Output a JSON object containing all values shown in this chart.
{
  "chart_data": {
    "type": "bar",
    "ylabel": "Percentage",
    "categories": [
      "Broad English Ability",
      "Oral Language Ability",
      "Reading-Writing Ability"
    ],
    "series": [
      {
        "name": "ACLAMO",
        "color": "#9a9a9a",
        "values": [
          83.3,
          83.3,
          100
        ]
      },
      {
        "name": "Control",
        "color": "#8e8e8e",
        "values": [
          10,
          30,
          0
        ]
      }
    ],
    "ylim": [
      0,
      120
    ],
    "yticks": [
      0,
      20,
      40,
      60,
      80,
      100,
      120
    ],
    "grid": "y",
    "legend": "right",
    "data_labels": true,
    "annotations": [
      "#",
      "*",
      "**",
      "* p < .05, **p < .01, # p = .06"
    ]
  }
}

══════════════════════════════

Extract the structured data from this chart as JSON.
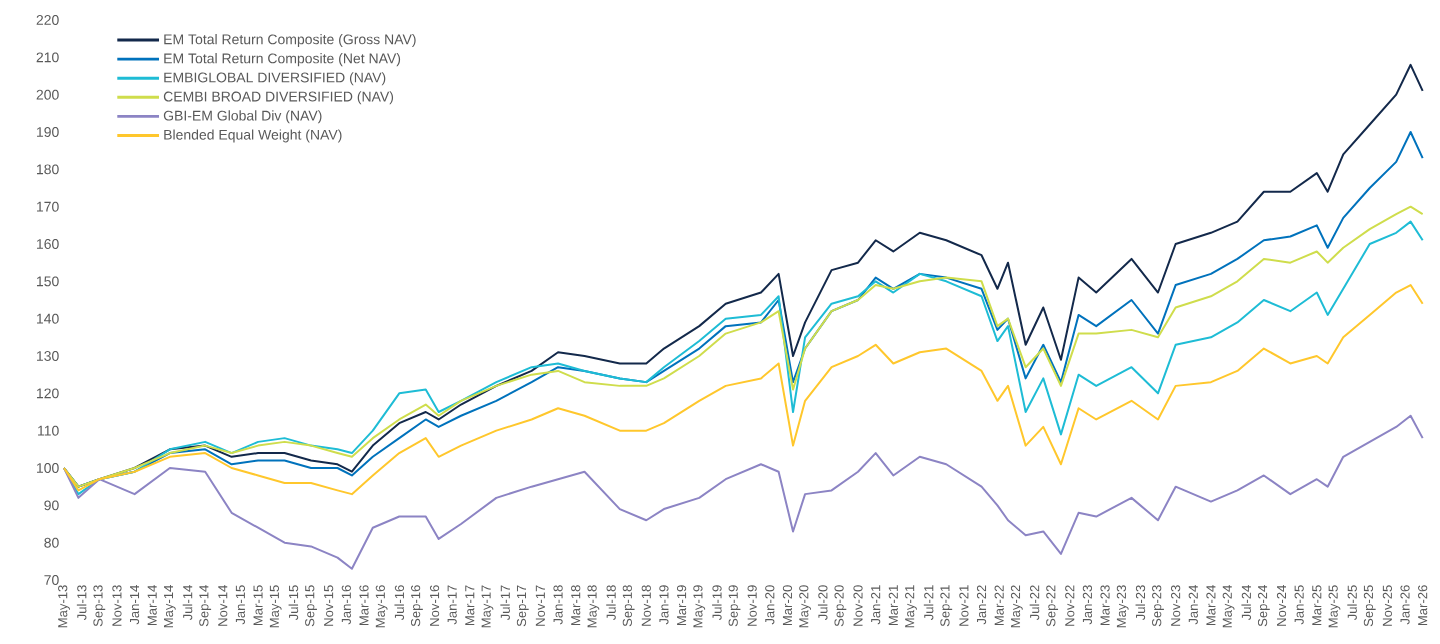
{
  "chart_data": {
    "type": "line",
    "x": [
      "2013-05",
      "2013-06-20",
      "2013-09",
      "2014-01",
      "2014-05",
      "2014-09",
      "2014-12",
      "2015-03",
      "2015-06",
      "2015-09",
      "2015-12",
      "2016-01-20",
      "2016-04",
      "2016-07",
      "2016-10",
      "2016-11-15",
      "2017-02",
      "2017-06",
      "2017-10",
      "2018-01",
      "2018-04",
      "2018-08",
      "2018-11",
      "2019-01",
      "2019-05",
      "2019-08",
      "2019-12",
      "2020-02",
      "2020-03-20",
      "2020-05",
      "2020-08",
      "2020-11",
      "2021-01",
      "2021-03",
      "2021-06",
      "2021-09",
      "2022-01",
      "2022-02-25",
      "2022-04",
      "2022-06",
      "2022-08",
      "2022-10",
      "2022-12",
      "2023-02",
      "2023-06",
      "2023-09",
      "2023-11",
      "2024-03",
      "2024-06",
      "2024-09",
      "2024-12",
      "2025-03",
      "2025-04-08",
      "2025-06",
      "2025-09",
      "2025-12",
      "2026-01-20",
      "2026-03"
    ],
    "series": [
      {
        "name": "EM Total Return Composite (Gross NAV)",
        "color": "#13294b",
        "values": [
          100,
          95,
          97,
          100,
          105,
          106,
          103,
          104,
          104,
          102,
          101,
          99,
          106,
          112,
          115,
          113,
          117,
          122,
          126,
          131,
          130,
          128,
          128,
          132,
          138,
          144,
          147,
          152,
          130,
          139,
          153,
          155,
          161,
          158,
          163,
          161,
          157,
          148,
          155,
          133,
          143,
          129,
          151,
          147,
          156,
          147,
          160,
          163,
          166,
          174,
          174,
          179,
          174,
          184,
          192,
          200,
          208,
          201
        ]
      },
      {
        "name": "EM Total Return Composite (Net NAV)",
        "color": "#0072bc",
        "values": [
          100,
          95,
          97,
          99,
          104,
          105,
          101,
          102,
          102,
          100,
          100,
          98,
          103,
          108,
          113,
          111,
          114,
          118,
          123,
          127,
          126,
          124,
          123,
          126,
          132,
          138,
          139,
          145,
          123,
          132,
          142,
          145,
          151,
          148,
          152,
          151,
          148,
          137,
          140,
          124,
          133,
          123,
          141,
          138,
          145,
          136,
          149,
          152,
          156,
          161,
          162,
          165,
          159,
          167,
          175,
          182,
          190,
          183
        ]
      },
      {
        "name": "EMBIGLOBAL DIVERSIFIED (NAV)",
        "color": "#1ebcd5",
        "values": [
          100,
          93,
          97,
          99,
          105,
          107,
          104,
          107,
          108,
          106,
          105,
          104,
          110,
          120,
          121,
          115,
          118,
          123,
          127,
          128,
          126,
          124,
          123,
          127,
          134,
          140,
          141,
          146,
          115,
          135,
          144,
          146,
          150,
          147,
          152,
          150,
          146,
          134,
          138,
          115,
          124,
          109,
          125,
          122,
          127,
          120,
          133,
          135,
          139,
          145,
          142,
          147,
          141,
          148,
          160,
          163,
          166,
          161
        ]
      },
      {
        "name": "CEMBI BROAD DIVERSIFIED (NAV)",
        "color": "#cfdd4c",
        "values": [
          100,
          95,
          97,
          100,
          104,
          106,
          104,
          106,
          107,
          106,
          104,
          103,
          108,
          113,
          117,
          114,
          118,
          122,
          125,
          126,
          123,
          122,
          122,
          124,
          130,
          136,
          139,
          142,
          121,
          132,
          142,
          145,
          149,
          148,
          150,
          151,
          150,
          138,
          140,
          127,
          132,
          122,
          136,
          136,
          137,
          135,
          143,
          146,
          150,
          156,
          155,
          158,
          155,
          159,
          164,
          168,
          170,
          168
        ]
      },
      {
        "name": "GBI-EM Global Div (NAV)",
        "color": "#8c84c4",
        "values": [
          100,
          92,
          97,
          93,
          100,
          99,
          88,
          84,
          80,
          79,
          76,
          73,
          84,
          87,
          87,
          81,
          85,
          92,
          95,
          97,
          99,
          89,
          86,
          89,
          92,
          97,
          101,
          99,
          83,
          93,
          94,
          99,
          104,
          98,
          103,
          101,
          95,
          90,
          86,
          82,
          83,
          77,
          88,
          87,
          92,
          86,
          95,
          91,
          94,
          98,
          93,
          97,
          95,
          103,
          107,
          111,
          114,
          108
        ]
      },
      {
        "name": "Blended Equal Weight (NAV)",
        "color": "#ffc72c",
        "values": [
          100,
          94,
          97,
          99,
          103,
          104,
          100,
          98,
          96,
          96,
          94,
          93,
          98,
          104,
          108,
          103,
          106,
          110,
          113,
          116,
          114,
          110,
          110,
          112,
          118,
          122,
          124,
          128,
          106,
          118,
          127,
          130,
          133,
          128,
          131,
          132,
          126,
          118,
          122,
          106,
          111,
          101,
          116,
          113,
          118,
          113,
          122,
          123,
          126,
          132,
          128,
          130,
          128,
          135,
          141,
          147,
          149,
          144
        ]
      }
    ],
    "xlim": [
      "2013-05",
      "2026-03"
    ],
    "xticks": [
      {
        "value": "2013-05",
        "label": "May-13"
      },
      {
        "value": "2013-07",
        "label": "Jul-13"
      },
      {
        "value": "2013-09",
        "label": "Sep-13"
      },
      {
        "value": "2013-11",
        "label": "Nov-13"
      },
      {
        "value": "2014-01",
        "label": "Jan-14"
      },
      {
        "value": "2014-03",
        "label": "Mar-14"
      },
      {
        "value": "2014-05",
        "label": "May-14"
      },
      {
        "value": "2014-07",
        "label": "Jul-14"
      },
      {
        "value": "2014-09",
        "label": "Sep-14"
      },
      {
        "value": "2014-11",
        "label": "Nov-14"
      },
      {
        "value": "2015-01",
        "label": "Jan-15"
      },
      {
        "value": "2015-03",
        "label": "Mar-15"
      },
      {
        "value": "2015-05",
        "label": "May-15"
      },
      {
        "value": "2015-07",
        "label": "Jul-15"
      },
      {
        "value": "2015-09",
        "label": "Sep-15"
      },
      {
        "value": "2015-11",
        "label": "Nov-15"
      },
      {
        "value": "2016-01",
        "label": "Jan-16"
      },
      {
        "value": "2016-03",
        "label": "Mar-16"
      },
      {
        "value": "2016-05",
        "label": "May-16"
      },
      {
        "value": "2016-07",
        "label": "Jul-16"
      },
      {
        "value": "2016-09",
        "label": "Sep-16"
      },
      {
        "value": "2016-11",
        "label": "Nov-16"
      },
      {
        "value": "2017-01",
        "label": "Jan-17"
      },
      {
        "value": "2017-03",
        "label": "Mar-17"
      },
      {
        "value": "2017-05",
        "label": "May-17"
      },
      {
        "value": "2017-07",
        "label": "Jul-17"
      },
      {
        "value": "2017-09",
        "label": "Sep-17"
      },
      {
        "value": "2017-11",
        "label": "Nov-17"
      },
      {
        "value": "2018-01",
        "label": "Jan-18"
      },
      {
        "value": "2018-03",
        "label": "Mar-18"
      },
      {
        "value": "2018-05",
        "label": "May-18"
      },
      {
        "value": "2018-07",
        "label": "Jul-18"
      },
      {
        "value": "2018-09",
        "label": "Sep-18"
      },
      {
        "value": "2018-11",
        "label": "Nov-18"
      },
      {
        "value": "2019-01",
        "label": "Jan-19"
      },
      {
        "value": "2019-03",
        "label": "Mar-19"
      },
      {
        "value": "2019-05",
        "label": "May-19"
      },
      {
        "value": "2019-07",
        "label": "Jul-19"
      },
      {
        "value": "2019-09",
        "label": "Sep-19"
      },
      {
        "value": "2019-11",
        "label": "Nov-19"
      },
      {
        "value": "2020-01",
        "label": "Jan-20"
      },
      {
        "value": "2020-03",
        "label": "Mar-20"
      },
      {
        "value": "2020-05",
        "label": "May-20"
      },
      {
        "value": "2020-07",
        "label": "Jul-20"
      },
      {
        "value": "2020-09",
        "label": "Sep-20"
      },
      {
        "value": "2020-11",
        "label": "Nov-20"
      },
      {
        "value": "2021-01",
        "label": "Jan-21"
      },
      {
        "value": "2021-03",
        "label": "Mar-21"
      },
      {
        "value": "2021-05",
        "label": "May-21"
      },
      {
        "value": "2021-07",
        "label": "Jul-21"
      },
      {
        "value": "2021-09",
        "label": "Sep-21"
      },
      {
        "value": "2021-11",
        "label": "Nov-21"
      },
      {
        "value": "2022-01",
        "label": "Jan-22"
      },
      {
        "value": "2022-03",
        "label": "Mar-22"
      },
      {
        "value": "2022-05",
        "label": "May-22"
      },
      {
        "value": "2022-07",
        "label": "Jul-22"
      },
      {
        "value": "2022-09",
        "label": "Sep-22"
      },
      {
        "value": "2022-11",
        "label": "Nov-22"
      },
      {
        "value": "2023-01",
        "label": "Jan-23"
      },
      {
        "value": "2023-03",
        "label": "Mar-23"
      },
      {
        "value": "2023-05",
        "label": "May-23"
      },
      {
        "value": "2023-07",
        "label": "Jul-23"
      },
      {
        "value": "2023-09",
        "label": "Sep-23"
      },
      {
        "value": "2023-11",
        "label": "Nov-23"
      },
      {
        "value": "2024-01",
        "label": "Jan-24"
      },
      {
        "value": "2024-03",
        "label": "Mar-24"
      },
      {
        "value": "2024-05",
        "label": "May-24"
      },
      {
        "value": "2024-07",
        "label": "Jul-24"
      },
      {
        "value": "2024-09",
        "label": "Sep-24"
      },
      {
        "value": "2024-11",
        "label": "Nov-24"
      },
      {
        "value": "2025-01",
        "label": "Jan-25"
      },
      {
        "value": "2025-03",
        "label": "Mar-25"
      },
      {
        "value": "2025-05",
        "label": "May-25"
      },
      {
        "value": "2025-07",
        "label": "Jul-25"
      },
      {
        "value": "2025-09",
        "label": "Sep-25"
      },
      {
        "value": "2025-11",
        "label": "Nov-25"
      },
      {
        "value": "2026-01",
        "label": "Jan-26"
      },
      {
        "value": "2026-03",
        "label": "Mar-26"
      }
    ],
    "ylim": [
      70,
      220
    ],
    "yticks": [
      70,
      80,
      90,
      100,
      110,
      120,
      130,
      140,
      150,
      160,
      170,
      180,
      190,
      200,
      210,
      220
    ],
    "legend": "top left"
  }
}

══════════════════════════════

• Directions: Check each line of the records for "Total" and copy the ones that contain it.

• Answer to this problem:
        "name": "EM Total Return Composite (Gross NAV)",
        "name": "EM Total Return Composite (Net NAV)",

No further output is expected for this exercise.